Task instructions
Produce a verbatim copy of the entries listed below.
[start]
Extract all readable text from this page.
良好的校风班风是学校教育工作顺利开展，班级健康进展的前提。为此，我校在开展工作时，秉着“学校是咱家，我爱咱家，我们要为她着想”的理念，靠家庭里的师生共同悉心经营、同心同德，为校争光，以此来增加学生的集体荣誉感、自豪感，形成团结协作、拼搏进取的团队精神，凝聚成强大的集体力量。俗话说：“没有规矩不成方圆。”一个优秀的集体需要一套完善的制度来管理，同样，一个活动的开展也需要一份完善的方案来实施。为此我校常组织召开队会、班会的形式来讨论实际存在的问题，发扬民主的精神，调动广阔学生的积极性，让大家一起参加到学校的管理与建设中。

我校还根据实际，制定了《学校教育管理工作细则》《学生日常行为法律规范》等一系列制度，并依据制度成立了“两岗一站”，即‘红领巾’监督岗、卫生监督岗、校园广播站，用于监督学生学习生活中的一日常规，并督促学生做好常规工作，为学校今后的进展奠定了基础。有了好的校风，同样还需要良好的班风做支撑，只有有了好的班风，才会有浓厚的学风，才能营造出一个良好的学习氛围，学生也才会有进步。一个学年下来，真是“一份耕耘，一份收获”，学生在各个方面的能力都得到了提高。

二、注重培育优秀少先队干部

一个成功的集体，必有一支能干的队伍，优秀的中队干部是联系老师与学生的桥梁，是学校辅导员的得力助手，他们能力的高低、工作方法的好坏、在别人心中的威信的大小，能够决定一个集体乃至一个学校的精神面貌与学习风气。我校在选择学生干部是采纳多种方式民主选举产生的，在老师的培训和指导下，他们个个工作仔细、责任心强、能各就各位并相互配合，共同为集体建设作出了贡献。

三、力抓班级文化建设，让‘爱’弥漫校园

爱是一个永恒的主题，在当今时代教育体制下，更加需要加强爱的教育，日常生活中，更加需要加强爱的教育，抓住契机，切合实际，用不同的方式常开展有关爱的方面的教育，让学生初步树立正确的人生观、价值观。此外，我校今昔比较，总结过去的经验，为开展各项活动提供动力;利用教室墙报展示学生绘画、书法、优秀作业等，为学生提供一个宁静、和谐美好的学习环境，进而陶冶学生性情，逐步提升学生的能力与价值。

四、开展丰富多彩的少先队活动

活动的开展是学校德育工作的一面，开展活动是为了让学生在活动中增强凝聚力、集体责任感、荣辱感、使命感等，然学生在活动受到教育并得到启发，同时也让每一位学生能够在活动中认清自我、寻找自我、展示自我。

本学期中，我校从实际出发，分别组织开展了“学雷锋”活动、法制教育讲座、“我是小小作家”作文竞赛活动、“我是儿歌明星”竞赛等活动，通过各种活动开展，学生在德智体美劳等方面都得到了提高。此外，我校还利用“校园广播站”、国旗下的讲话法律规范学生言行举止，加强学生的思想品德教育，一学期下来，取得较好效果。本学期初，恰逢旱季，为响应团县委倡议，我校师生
[end]
Exercise output
Extract all readable text from this page.
良好的校风班风是学校教育工作顺利开展，班级健康进展的前提。为此，我校在开展工作时，秉着“学校是咱家，我爱咱家，我们要为她着想”的理念，靠家庭里的师生共同悉心经营、同心同德，为校争光，以此来增加学生的集体荣誉感、自豪感，形成团结协作、拼搏进取的团队精神，凝聚成强大的集体力量。俗话说：“没有规矩不成方圆。”一个优秀的集体需要一套完善的制度来管理，同样，一个活动的开展也需要一份完善的方案来实施。为此我校常组织召开队会、班会的形式来讨论实际存在的问题，发扬民主的精神，调动广阔学生的积极性，让大家一起参加到学校的管理与建设中。

我校还根据实际，制定了《学校教育管理工作细则》《学生日常行为法律规范》等一系列制度，并依据制度成立了“两岗一站”，即‘红领巾’监督岗、卫生监督岗、校园广播站，用于监督学生学习生活中的一日常规，并督促学生做好常规工作，为学校今后的进展奠定了基础。有了好的校风，同样还需要良好的班风做支撑，只有有了好的班风，才会有浓厚的学风，才能营造出一个良好的学习氛围，学生也才会有进步。一个学年下来，真是“一份耕耘，一份收获”，学生在各个方面的能力都得到了提高。

二、注重培育优秀少先队干部

一个成功的集体，必有一支能干的队伍，优秀的中队干部是联系老师与学生的桥梁，是学校辅导员的得力助手，他们能力的高低、工作方法的好坏、在别人心中的威信的大小，能够决定一个集体乃至一个学校的精神面貌与学习风气。我校在选择学生干部是采纳多种方式民主选举产生的，在老师的培训和指导下，他们个个工作仔细、责任心强、能各就各位并相互配合，共同为集体建设作出了贡献。

三、力抓班级文化建设，让‘爱’弥漫校园

爱是一个永恒的主题，在当今时代教育体制下，更加需要加强爱的教育，日常生活中，更加需要加强爱的教育，抓住契机，切合实际，用不同的方式常开展有关爱的方面的教育，让学生初步树立正确的人生观、价值观。此外，我校今昔比较，总结过去的经验，为开展各项活动提供动力;利用教室墙报展示学生绘画、书法、优秀作业等，为学生提供一个宁静、和谐美好的学习环境，进而陶冶学生性情，逐步提升学生的能力与价值。

四、开展丰富多彩的少先队活动

活动的开展是学校德育工作的一面，开展活动是为了让学生在活动中增强凝聚力、集体责任感、荣辱感、使命感等，然学生在活动受到教育并得到启发，同时也让每一位学生能够在活动中认清自我、寻找自我、展示自我。

本学期中，我校从实际出发，分别组织开展了“学雷锋”活动、法制教育讲座、“我是小小作家”作文竞赛活动、“我是儿歌明星”竞赛等活动，通过各种活动开展，学生在德智体美劳等方面都得到了提高。此外，我校还利用“校园广播站”、国旗下的讲话法律规范学生言行举止，加强学生的思想品德教育，一学期下来，取得较好效果。本学期初，恰逢旱季，为响应团县委倡议，我校师生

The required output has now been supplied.